> Record excerpts:
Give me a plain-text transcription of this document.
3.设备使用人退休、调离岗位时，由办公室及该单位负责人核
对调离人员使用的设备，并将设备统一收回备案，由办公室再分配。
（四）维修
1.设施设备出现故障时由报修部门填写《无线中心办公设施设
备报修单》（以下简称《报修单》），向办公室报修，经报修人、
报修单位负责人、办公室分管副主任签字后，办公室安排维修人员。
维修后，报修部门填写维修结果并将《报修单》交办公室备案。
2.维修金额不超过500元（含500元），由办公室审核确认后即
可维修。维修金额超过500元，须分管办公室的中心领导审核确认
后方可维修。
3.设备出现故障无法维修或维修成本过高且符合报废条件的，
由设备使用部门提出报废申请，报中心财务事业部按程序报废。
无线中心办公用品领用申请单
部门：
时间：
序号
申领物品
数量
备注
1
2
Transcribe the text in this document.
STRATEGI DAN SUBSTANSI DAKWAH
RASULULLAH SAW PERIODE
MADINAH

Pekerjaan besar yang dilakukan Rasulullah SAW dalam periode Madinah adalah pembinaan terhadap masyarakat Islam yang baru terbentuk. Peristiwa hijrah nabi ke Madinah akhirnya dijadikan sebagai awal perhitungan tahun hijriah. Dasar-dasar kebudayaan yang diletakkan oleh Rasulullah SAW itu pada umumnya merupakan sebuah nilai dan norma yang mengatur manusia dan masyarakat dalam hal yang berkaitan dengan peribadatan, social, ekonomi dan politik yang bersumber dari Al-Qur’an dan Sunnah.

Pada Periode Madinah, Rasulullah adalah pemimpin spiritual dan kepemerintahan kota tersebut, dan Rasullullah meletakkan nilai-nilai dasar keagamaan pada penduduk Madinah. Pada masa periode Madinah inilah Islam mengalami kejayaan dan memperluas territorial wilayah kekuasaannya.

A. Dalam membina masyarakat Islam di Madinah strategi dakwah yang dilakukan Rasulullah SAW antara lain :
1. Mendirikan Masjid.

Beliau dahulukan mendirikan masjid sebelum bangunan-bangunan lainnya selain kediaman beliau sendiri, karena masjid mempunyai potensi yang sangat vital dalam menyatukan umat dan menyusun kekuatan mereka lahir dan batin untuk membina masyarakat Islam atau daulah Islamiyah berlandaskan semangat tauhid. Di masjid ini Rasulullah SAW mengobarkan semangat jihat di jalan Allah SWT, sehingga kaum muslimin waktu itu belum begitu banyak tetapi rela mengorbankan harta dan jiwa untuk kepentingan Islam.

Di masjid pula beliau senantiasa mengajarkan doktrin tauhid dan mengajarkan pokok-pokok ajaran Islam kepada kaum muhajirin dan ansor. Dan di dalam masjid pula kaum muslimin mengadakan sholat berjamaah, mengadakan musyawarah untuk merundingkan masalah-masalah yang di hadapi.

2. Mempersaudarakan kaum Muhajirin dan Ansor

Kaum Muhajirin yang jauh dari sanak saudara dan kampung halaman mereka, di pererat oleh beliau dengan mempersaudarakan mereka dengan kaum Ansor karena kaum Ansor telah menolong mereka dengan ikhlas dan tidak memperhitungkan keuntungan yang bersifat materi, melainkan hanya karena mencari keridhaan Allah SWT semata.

> Stated problem:
Search the records for the word "muslimin". Copy every line that has it.

> Task response:
Beliau dahulukan mendirikan masjid sebelum bangunan-bangunan lainnya selain kediaman beliau sendiri, karena masjid mempunyai potensi yang sangat vital dalam menyatukan umat dan menyusun kekuatan mereka lahir dan batin untuk membina masyarakat Islam atau daulah Islamiyah berlandaskan semangat tauhid. Di masjid ini Rasulullah SAW mengobarkan semangat jihat di jalan Allah SWT, sehingga kaum muslimin waktu itu belum begitu banyak tetapi rela mengorbankan harta dan jiwa untuk kepentingan Islam.
Di masjid pula beliau senantiasa mengajarkan doktrin tauhid dan mengajarkan pokok-pokok ajaran Islam kepada kaum muhajirin dan ansor. Dan di dalam masjid pula kaum muslimin mengadakan sholat berjamaah, mengadakan musyawarah untuk merundingkan masalah-masalah yang di hadapi.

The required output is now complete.